Retype exactly the stretch of lines that begins at the line containing "Give me a plain-text" and ends at the last line of the data, with no other lines.

═════ INFORMATION SUPPLIED

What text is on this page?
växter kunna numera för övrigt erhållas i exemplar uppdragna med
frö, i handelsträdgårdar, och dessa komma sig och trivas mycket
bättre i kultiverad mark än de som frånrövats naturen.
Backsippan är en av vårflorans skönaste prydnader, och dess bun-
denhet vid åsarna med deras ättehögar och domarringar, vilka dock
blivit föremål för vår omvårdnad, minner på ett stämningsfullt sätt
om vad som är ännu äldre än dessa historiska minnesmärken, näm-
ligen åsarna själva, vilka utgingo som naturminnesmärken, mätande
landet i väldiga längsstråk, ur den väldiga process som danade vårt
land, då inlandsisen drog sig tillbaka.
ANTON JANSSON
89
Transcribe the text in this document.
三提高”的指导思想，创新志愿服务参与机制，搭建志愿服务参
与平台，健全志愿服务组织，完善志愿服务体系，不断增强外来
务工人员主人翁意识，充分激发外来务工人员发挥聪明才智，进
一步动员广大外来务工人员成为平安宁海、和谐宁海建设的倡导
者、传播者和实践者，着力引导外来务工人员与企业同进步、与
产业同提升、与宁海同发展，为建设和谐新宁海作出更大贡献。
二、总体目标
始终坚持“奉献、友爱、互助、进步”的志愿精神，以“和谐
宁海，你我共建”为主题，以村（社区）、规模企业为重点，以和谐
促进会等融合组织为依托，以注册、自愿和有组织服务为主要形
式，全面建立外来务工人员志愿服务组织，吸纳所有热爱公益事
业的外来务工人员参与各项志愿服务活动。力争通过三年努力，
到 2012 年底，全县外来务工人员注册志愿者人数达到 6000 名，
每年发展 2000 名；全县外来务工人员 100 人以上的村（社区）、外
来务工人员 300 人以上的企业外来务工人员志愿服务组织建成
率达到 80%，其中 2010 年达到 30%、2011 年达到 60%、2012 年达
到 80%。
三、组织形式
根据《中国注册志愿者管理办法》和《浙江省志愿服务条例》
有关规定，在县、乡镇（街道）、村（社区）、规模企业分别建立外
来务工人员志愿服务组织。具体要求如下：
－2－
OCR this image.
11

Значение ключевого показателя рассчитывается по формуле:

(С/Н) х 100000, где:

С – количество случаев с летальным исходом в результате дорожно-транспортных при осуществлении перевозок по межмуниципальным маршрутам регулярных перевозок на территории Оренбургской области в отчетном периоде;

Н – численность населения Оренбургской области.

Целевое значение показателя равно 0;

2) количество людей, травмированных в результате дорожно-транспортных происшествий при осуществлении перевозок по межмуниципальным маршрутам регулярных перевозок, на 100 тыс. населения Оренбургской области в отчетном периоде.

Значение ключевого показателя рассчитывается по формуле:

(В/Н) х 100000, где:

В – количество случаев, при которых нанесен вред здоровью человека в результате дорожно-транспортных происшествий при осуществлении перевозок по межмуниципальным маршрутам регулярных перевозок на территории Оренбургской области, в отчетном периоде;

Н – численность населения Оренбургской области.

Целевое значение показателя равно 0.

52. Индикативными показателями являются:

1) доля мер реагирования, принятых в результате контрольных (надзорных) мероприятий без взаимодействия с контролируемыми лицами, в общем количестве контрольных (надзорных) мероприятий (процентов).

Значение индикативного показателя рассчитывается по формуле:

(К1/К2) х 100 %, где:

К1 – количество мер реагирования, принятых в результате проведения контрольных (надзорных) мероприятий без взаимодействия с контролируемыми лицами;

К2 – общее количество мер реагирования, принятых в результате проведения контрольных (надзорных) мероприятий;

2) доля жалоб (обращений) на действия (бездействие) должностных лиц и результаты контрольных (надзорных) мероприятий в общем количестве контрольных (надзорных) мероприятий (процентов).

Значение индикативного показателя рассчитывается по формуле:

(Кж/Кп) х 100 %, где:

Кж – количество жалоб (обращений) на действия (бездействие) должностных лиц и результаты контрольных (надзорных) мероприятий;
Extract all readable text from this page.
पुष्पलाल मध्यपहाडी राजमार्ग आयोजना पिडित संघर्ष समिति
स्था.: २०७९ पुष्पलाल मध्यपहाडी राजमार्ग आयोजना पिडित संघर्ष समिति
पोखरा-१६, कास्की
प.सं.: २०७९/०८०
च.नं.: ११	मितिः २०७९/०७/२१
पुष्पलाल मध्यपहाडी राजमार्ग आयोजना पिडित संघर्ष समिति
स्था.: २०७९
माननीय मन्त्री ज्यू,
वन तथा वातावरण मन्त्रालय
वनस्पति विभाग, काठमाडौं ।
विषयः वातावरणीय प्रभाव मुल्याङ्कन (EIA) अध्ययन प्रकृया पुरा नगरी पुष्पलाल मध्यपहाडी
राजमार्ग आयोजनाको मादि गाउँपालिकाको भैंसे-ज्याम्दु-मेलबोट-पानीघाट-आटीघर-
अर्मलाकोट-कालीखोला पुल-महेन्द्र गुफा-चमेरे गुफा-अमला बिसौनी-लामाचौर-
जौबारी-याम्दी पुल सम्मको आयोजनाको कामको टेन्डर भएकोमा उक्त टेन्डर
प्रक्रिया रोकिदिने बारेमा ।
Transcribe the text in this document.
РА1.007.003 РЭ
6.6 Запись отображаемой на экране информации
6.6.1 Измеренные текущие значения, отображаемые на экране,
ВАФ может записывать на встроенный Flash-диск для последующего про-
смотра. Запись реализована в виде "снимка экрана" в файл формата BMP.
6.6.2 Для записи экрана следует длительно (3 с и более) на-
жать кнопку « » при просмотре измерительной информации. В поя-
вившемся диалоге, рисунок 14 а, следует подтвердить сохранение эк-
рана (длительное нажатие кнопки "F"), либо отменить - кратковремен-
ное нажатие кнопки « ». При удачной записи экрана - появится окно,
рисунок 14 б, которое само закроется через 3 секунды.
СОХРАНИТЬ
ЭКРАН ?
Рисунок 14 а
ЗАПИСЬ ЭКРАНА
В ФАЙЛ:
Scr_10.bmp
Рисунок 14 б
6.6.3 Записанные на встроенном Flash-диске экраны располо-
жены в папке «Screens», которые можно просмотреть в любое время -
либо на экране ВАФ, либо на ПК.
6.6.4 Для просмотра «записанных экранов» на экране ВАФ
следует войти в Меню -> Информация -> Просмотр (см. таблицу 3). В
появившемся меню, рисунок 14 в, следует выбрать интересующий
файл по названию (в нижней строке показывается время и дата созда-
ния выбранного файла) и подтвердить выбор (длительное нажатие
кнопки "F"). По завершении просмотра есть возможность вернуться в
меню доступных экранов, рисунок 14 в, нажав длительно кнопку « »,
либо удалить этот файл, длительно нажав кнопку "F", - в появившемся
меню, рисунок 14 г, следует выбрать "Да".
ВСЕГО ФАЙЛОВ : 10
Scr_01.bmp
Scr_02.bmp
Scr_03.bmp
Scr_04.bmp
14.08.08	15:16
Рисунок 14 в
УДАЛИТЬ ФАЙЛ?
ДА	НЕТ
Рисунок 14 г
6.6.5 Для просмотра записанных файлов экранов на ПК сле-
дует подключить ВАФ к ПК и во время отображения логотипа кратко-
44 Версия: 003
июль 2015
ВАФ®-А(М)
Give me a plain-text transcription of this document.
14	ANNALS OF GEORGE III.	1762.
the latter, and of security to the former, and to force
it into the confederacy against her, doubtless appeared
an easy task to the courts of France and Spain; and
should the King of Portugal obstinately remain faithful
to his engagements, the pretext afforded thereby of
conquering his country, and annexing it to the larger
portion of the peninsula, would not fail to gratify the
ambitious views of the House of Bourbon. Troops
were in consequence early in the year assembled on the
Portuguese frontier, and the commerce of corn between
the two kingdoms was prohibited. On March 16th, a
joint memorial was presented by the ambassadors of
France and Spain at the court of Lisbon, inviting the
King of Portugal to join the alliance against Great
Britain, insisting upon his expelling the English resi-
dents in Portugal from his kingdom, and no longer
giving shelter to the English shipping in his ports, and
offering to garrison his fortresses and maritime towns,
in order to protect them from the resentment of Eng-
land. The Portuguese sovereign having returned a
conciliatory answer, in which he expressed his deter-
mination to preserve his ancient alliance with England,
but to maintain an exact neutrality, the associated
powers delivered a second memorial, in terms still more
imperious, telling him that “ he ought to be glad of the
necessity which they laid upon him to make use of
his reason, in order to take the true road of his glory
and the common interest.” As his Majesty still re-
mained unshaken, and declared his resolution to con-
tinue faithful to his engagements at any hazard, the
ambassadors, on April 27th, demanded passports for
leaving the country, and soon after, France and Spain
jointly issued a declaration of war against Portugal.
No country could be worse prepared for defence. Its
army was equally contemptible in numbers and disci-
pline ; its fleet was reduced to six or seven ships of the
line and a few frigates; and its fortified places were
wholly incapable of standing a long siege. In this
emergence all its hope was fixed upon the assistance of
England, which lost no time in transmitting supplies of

══════════

- CORRECT OUTPUT:
Give me a plain-text transcription of this document.
14	ANNALS OF GEORGE III.	1762.
the latter, and of security to the former, and to force
it into the confederacy against her, doubtless appeared
an easy task to the courts of France and Spain; and
should the King of Portugal obstinately remain faithful
to his engagements, the pretext afforded thereby of
conquering his country, and annexing it to the larger
portion of the peninsula, would not fail to gratify the
ambitious views of the House of Bourbon. Troops
were in consequence early in the year assembled on the
Portuguese frontier, and the commerce of corn between
the two kingdoms was prohibited. On March 16th, a
joint memorial was presented by the ambassadors of
France and Spain at the court of Lisbon, inviting the
King of Portugal to join the alliance against Great
Britain, insisting upon his expelling the English resi-
dents in Portugal from his kingdom, and no longer
giving shelter to the English shipping in his ports, and
offering to garrison his fortresses and maritime towns,
in order to protect them from the resentment of Eng-
land. The Portuguese sovereign having returned a
conciliatory answer, in which he expressed his deter-
mination to preserve his ancient alliance with England,
but to maintain an exact neutrality, the associated
powers delivered a second memorial, in terms still more
imperious, telling him that “ he ought to be glad of the
necessity which they laid upon him to make use of
his reason, in order to take the true road of his glory
and the common interest.” As his Majesty still re-
mained unshaken, and declared his resolution to con-
tinue faithful to his engagements at any hazard, the
ambassadors, on April 27th, demanded passports for
leaving the country, and soon after, France and Spain
jointly issued a declaration of war against Portugal.
No country could be worse prepared for defence. Its
army was equally contemptible in numbers and disci-
pline ; its fleet was reduced to six or seven ships of the
line and a few frigates; and its fortified places were
wholly incapable of standing a long siege. In this
emergence all its hope was fixed upon the assistance of
England, which lost no time in transmitting supplies of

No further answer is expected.